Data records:
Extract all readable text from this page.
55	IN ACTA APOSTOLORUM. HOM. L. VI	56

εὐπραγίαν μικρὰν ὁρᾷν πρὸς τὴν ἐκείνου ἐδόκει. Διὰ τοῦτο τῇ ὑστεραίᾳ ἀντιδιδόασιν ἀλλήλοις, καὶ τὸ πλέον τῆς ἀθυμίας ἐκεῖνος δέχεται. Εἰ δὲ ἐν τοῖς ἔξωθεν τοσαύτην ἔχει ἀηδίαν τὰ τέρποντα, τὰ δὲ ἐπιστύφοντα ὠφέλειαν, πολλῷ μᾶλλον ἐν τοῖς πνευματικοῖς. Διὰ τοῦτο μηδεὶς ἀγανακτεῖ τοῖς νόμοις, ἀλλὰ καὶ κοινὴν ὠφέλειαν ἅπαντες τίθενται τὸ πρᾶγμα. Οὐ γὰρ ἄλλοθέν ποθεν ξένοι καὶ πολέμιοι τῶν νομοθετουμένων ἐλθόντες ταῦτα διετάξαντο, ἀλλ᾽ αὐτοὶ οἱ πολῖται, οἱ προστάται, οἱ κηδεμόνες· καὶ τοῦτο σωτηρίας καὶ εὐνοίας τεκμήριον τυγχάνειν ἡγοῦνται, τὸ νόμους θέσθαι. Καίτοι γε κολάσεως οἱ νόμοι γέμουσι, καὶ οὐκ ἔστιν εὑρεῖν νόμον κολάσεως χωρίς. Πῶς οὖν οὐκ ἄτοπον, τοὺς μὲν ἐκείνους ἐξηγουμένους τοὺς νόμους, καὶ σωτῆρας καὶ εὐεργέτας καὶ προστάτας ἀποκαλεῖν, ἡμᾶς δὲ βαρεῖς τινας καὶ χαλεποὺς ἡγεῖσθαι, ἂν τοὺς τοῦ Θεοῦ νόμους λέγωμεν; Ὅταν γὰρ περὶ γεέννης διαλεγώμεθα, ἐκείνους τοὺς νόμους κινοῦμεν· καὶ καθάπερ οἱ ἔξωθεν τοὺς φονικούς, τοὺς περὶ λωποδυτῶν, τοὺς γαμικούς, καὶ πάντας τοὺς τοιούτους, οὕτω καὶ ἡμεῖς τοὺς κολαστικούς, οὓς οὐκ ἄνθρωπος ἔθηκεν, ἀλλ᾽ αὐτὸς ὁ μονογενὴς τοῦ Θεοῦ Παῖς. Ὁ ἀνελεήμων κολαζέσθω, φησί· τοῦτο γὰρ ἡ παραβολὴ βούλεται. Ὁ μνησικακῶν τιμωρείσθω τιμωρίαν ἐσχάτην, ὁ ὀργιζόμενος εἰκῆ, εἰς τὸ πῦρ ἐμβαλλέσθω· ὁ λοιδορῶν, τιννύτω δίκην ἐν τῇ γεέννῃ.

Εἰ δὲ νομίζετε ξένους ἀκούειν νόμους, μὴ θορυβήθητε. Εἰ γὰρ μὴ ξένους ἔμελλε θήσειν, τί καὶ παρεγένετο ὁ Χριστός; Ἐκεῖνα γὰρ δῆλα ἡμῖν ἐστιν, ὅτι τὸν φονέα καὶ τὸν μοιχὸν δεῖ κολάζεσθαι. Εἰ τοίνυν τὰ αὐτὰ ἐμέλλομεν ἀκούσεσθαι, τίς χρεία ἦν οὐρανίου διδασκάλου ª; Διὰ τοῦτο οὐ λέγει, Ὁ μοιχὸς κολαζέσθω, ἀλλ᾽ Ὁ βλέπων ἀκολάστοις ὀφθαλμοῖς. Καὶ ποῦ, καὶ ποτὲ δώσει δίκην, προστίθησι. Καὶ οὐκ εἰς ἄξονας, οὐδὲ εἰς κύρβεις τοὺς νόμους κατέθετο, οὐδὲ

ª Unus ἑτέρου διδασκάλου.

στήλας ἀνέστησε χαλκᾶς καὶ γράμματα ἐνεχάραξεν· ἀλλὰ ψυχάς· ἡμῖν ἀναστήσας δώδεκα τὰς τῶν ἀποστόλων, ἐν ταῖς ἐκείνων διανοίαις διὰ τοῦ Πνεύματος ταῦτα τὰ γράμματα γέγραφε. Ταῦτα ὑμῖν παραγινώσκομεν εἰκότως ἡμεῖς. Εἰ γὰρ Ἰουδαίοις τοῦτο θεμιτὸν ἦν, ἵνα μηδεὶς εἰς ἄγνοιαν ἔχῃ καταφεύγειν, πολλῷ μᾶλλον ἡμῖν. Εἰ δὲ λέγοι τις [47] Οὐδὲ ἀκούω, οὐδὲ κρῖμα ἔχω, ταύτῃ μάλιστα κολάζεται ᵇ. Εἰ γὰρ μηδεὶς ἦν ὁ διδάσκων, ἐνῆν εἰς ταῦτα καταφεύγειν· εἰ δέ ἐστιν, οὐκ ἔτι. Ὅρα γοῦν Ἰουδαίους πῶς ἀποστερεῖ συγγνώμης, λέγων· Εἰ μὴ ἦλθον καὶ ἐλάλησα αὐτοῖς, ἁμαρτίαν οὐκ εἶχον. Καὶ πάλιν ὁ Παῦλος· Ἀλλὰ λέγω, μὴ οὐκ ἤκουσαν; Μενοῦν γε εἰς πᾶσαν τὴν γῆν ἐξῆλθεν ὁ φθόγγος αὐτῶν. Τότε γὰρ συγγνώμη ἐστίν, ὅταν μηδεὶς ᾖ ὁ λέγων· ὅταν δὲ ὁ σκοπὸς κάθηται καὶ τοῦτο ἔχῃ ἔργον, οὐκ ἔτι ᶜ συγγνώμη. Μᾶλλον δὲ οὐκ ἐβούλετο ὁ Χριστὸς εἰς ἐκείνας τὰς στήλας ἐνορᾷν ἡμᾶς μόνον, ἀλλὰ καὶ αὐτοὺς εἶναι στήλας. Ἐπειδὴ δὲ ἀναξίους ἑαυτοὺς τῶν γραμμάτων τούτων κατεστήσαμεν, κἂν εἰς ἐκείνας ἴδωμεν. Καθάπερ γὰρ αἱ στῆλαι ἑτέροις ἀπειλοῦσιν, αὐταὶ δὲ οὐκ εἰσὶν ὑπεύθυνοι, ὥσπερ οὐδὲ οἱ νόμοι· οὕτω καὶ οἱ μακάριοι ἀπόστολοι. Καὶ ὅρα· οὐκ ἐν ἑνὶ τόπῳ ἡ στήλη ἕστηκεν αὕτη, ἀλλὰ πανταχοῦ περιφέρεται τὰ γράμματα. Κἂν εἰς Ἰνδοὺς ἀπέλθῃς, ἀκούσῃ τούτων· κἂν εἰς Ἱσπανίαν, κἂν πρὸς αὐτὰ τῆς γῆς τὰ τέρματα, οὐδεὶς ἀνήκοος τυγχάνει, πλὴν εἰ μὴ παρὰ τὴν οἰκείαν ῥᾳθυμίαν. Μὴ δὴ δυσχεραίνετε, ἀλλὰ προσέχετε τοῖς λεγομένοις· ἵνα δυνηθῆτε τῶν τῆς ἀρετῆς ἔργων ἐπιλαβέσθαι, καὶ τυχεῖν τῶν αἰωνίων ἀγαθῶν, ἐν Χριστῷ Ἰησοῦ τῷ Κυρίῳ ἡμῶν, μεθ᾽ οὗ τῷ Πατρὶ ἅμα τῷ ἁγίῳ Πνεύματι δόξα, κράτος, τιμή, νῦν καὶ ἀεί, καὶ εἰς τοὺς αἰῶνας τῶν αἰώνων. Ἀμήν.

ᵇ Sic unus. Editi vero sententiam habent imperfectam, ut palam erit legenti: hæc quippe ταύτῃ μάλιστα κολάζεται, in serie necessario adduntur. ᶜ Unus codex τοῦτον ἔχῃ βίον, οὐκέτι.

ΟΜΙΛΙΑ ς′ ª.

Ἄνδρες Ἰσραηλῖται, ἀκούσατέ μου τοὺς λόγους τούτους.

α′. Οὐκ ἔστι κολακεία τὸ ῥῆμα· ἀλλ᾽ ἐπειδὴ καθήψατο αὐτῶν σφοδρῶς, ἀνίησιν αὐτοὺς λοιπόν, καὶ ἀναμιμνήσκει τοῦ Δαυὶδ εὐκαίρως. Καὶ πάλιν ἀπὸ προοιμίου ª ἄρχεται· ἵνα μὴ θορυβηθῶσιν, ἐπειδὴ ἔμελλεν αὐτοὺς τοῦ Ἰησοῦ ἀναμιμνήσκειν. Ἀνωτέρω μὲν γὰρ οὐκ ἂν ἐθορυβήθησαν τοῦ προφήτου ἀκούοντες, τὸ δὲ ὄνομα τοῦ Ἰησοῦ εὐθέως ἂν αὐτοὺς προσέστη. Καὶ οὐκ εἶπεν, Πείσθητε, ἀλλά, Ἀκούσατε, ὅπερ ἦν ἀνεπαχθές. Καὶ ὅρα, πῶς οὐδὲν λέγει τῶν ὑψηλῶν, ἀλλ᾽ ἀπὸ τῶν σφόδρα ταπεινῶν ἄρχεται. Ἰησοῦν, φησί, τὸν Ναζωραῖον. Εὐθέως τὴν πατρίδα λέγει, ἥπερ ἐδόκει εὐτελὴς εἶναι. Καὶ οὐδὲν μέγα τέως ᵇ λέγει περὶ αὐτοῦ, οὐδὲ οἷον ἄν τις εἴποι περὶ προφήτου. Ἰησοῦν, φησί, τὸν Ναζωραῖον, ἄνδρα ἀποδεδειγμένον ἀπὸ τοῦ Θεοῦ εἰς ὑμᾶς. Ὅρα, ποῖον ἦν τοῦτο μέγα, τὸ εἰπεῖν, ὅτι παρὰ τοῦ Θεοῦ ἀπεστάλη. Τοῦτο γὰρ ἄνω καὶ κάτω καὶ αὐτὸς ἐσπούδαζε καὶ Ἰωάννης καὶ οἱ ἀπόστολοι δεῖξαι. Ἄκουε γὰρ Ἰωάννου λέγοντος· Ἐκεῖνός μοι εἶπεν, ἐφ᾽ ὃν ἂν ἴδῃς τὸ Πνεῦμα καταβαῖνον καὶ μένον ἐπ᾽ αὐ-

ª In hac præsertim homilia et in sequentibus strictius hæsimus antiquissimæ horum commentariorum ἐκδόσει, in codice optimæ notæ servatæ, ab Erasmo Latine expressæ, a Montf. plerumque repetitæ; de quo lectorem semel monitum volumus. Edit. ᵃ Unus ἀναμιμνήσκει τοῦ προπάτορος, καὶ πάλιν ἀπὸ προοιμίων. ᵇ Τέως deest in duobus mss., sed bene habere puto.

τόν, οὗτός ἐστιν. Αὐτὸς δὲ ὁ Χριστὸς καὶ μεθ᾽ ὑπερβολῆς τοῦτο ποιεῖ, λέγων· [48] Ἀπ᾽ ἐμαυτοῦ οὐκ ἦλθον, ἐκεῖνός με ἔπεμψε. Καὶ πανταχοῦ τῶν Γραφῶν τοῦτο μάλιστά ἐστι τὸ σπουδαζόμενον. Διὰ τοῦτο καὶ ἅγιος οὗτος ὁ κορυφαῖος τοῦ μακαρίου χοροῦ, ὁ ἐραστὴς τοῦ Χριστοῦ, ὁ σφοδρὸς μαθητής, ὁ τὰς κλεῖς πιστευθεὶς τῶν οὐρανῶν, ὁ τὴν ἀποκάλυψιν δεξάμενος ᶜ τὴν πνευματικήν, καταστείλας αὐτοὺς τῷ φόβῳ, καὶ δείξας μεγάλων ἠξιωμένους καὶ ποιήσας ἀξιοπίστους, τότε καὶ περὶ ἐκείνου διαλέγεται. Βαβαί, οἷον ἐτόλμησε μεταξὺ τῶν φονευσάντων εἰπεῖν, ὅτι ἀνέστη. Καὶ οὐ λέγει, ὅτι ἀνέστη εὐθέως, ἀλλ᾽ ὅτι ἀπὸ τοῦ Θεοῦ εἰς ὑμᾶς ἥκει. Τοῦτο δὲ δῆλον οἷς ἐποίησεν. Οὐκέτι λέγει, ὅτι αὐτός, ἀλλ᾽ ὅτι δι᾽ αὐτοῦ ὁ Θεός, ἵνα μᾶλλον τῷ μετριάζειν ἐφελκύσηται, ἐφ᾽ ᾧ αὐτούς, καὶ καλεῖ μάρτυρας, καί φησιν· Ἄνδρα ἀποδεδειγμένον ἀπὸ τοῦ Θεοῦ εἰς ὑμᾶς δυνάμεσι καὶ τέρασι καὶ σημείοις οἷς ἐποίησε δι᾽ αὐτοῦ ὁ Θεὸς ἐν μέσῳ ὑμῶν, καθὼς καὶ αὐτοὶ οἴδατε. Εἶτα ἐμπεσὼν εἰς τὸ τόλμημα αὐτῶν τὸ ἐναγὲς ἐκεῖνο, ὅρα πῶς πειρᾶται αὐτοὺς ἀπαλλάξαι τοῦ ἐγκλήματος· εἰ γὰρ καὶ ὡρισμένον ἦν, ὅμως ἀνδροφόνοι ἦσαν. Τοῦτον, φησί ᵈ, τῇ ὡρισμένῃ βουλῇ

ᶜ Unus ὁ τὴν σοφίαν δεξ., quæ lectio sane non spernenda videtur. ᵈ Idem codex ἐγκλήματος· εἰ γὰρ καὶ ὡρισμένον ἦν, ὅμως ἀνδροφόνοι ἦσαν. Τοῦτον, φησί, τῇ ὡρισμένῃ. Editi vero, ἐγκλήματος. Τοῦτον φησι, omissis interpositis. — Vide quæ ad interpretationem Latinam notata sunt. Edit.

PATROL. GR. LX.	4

GIVEN PROBLEM: In the entries above, find every line with the word "codex" and list it.

RESULT OF THE EXERCISE:
ᵇ Sic unus. Editi vero sententiam habent imperfectam, ut palam erit legenti: hæc quippe ταύτῃ μάλιστα κολάζεται, in serie necessario adduntur. ᶜ Unus codex τοῦτον ἔχῃ βίον, οὐκέτι.
ᶜ Unus ὁ τὴν σοφίαν δεξ., quæ lectio sane non spernenda videtur. ᵈ Idem codex ἐγκλήματος· εἰ γὰρ καὶ ὡρισμένον ἦν, ὅμως ἀνδροφόνοι ἦσαν. Τοῦτον, φησί, τῇ ὡρισμένῃ. Editi vero, ἐγκλήματος. Τοῦτον φησι, omissis interpositis. — Vide quæ ad interpretationem Latinam notata sunt. Edit.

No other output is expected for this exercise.